## SET TASK
Copy out all of the data below with no alterations.

[Data items]
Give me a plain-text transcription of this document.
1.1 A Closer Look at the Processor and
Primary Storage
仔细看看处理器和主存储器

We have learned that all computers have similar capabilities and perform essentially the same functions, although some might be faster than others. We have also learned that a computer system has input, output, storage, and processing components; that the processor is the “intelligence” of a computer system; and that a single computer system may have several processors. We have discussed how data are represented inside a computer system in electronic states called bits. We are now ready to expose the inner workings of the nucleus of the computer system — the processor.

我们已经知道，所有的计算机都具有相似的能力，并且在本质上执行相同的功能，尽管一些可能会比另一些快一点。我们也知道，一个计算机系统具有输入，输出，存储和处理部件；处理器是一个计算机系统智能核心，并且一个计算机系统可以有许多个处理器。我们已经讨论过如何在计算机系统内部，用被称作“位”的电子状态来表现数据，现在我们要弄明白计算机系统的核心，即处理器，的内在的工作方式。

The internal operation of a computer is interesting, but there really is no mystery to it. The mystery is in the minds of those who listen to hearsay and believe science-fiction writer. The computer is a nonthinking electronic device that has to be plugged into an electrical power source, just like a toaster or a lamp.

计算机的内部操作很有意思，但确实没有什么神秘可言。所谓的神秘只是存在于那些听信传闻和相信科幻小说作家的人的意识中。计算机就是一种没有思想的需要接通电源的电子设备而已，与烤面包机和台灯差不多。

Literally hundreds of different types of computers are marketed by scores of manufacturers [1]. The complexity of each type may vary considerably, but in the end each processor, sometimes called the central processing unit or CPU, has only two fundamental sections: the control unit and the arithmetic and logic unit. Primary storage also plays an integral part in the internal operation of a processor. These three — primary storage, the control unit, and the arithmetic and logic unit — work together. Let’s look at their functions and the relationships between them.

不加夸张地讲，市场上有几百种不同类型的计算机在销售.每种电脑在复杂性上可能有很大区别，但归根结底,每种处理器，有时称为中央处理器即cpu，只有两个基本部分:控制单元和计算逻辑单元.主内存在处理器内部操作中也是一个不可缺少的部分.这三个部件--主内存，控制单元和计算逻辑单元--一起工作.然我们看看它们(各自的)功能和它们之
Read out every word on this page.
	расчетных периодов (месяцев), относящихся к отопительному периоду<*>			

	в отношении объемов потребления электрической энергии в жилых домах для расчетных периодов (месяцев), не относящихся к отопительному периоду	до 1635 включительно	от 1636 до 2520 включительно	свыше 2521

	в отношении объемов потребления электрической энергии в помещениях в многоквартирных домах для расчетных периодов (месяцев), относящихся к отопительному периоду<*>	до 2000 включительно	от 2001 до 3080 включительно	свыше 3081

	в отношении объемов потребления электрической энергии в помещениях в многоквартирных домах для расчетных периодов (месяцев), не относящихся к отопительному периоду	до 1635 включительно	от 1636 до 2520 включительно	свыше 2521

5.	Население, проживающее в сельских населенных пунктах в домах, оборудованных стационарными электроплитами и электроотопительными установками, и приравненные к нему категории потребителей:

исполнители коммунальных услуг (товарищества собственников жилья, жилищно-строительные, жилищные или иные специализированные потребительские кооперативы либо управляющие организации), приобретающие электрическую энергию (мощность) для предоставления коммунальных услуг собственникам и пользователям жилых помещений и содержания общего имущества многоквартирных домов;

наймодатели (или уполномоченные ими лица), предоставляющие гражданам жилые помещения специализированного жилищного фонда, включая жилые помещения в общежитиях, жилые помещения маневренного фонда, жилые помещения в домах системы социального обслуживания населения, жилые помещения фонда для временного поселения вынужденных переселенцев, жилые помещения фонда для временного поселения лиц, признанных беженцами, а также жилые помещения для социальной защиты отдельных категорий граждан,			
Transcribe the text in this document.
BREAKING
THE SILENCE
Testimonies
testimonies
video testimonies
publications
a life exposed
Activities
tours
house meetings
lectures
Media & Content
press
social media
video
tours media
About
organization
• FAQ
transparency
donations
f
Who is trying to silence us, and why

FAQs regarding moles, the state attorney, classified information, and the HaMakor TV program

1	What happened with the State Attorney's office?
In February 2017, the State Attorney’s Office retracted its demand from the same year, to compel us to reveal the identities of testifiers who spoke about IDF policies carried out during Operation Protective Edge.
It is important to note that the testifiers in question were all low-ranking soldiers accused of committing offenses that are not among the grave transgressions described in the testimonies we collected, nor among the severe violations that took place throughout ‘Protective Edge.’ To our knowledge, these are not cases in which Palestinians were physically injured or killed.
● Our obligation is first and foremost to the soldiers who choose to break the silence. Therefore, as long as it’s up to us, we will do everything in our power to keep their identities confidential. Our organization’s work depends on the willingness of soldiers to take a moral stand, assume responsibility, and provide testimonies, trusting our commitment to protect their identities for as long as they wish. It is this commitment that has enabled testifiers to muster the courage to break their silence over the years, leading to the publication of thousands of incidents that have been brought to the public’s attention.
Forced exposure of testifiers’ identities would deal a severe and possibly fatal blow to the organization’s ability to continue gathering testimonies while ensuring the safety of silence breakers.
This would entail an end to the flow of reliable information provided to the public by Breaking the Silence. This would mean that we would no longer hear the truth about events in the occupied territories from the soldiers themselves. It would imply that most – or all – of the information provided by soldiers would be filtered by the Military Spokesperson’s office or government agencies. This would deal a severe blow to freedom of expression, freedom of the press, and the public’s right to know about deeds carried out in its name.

## SOLUTION TO THIS TASK
Give me a plain-text transcription of this document.
1.1 A Closer Look at the Processor and
Primary Storage
仔细看看处理器和主存储器

We have learned that all computers have similar capabilities and perform essentially the same functions, although some might be faster than others. We have also learned that a computer system has input, output, storage, and processing components; that the processor is the “intelligence” of a computer system; and that a single computer system may have several processors. We have discussed how data are represented inside a computer system in electronic states called bits. We are now ready to expose the inner workings of the nucleus of the computer system — the processor.

我们已经知道，所有的计算机都具有相似的能力，并且在本质上执行相同的功能，尽管一些可能会比另一些快一点。我们也知道，一个计算机系统具有输入，输出，存储和处理部件；处理器是一个计算机系统智能核心，并且一个计算机系统可以有许多个处理器。我们已经讨论过如何在计算机系统内部，用被称作“位”的电子状态来表现数据，现在我们要弄明白计算机系统的核心，即处理器，的内在的工作方式。

The internal operation of a computer is interesting, but there really is no mystery to it. The mystery is in the minds of those who listen to hearsay and believe science-fiction writer. The computer is a nonthinking electronic device that has to be plugged into an electrical power source, just like a toaster or a lamp.

计算机的内部操作很有意思，但确实没有什么神秘可言。所谓的神秘只是存在于那些听信传闻和相信科幻小说作家的人的意识中。计算机就是一种没有思想的需要接通电源的电子设备而已，与烤面包机和台灯差不多。

Literally hundreds of different types of computers are marketed by scores of manufacturers [1]. The complexity of each type may vary considerably, but in the end each processor, sometimes called the central processing unit or CPU, has only two fundamental sections: the control unit and the arithmetic and logic unit. Primary storage also plays an integral part in the internal operation of a processor. These three — primary storage, the control unit, and the arithmetic and logic unit — work together. Let’s look at their functions and the relationships between them.

不加夸张地讲，市场上有几百种不同类型的计算机在销售.每种电脑在复杂性上可能有很大区别，但归根结底,每种处理器，有时称为中央处理器即cpu，只有两个基本部分:控制单元和计算逻辑单元.主内存在处理器内部操作中也是一个不可缺少的部分.这三个部件--主内存，控制单元和计算逻辑单元--一起工作.然我们看看它们(各自的)功能和它们之
Read out every word on this page.
	расчетных периодов (месяцев), относящихся к отопительному периоду<*>			

	в отношении объемов потребления электрической энергии в жилых домах для расчетных периодов (месяцев), не относящихся к отопительному периоду	до 1635 включительно	от 1636 до 2520 включительно	свыше 2521

	в отношении объемов потребления электрической энергии в помещениях в многоквартирных домах для расчетных периодов (месяцев), относящихся к отопительному периоду<*>	до 2000 включительно	от 2001 до 3080 включительно	свыше 3081

	в отношении объемов потребления электрической энергии в помещениях в многоквартирных домах для расчетных периодов (месяцев), не относящихся к отопительному периоду	до 1635 включительно	от 1636 до 2520 включительно	свыше 2521

5.	Население, проживающее в сельских населенных пунктах в домах, оборудованных стационарными электроплитами и электроотопительными установками, и приравненные к нему категории потребителей:

исполнители коммунальных услуг (товарищества собственников жилья, жилищно-строительные, жилищные или иные специализированные потребительские кооперативы либо управляющие организации), приобретающие электрическую энергию (мощность) для предоставления коммунальных услуг собственникам и пользователям жилых помещений и содержания общего имущества многоквартирных домов;

наймодатели (или уполномоченные ими лица), предоставляющие гражданам жилые помещения специализированного жилищного фонда, включая жилые помещения в общежитиях, жилые помещения маневренного фонда, жилые помещения в домах системы социального обслуживания населения, жилые помещения фонда для временного поселения вынужденных переселенцев, жилые помещения фонда для временного поселения лиц, признанных беженцами, а также жилые помещения для социальной защиты отдельных категорий граждан,			
Transcribe the text in this document.
BREAKING
THE SILENCE
Testimonies
testimonies
video testimonies
publications
a life exposed
Activities
tours
house meetings
lectures
Media & Content
press
social media
video
tours media
About
organization
• FAQ
transparency
donations
f
Who is trying to silence us, and why

FAQs regarding moles, the state attorney, classified information, and the HaMakor TV program

1	What happened with the State Attorney's office?
In February 2017, the State Attorney’s Office retracted its demand from the same year, to compel us to reveal the identities of testifiers who spoke about IDF policies carried out during Operation Protective Edge.
It is important to note that the testifiers in question were all low-ranking soldiers accused of committing offenses that are not among the grave transgressions described in the testimonies we collected, nor among the severe violations that took place throughout ‘Protective Edge.’ To our knowledge, these are not cases in which Palestinians were physically injured or killed.
● Our obligation is first and foremost to the soldiers who choose to break the silence. Therefore, as long as it’s up to us, we will do everything in our power to keep their identities confidential. Our organization’s work depends on the willingness of soldiers to take a moral stand, assume responsibility, and provide testimonies, trusting our commitment to protect their identities for as long as they wish. It is this commitment that has enabled testifiers to muster the courage to break their silence over the years, leading to the publication of thousands of incidents that have been brought to the public’s attention.
Forced exposure of testifiers’ identities would deal a severe and possibly fatal blow to the organization’s ability to continue gathering testimonies while ensuring the safety of silence breakers.
This would entail an end to the flow of reliable information provided to the public by Breaking the Silence. This would mean that we would no longer hear the truth about events in the occupied territories from the soldiers themselves. It would imply that most – or all – of the information provided by soldiers would be filtered by the Military Spokesperson’s office or government agencies. This would deal a severe blow to freedom of expression, freedom of the press, and the public’s right to know about deeds carried out in its name.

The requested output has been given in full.